_Instructions for the task_
Which lines below hold the word "Something"? Copy all of them.

_Items_
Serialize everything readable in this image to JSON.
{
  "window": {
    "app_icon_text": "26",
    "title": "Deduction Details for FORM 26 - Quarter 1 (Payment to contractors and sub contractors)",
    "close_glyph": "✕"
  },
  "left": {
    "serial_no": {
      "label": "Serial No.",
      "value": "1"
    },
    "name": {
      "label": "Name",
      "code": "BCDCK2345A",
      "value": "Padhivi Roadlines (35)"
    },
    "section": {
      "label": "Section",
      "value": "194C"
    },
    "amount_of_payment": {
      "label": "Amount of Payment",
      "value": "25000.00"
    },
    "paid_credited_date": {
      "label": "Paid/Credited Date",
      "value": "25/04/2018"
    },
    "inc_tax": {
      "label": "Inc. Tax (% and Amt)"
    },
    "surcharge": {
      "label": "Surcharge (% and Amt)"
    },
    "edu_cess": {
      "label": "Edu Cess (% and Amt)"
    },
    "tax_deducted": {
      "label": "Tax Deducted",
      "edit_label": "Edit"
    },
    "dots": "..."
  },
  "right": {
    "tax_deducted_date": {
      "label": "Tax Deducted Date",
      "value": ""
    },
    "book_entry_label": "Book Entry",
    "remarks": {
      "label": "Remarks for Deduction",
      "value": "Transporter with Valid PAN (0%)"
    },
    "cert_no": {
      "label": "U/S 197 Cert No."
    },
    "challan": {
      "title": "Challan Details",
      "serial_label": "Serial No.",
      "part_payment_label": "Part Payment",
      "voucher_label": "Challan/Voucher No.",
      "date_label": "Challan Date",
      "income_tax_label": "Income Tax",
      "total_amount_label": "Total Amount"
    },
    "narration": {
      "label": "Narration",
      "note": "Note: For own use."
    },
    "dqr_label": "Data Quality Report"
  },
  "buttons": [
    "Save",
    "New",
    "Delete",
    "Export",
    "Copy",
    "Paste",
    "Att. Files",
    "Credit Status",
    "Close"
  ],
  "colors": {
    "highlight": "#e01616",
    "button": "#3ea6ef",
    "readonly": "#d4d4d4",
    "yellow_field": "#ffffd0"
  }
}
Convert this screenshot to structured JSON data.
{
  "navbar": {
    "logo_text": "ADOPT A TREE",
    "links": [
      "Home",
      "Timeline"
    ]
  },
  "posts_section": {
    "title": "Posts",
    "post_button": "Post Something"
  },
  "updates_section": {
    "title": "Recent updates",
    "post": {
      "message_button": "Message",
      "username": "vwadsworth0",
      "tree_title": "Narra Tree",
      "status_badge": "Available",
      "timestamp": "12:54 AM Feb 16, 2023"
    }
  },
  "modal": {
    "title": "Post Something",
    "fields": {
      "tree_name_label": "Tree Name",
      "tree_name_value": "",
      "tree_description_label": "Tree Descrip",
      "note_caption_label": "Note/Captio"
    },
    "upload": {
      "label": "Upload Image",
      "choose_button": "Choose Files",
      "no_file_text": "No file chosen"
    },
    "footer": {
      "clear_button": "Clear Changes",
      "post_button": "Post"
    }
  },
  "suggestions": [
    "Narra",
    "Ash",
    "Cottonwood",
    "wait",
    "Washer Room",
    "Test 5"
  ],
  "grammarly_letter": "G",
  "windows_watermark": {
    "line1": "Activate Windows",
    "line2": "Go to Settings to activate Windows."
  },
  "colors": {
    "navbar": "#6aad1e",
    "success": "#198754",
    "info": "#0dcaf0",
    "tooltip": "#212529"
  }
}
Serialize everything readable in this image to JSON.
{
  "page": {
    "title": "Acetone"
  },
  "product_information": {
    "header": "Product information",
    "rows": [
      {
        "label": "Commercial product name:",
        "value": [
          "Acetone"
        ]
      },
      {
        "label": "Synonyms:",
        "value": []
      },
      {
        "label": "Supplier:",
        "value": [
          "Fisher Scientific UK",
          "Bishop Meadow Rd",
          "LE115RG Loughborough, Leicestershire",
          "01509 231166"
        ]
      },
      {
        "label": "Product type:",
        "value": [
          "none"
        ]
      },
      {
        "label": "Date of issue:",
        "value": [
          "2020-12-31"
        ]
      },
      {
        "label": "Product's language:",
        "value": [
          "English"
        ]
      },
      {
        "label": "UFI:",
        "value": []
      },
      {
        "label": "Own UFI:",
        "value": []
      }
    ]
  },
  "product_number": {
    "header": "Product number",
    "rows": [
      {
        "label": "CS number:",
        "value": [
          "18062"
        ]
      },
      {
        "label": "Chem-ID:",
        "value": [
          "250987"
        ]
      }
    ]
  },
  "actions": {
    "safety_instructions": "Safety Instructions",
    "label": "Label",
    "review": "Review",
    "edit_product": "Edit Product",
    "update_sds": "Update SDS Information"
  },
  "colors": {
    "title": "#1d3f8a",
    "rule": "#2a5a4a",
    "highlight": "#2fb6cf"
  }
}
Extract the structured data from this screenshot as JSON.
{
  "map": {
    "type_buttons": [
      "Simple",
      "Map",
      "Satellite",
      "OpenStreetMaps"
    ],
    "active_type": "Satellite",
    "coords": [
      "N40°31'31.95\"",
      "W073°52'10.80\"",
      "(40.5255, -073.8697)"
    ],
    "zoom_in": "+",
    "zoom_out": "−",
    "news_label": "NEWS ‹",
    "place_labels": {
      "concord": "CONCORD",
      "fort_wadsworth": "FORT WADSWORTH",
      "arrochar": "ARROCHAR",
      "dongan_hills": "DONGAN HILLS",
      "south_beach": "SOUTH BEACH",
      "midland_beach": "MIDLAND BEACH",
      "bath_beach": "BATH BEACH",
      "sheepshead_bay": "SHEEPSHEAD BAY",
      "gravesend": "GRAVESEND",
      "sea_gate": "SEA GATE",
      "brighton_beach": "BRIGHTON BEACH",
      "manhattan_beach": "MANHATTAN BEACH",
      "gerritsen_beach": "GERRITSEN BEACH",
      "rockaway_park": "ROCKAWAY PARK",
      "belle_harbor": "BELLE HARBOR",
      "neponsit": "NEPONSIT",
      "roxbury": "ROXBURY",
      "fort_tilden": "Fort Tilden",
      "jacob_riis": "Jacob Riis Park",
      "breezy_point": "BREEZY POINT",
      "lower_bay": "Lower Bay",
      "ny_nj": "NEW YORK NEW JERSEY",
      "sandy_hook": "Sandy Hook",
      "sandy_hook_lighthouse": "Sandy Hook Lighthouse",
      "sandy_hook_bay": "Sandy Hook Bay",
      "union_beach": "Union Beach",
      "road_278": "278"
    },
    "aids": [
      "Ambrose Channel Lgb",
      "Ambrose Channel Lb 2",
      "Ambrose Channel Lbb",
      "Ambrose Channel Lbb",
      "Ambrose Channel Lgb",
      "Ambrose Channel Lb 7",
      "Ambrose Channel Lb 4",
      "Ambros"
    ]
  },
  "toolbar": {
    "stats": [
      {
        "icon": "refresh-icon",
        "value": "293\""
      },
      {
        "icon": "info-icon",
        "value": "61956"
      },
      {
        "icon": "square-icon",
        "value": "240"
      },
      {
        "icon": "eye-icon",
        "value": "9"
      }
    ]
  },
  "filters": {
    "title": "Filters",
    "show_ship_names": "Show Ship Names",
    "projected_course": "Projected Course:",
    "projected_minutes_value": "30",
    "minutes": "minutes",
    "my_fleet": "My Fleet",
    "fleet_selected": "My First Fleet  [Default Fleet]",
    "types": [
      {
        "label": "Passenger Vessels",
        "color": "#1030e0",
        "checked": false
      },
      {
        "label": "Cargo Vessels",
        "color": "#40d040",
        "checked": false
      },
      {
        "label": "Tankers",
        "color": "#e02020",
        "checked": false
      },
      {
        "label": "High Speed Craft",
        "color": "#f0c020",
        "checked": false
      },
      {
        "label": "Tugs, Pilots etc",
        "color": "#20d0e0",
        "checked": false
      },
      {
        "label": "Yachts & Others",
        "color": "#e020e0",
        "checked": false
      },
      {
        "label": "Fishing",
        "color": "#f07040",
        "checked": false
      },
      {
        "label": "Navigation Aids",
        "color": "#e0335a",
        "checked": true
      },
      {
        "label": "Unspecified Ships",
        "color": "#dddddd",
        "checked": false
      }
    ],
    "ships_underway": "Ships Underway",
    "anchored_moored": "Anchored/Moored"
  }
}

_Final result_
    "post_button": "Post Something"
    "title": "Post Something",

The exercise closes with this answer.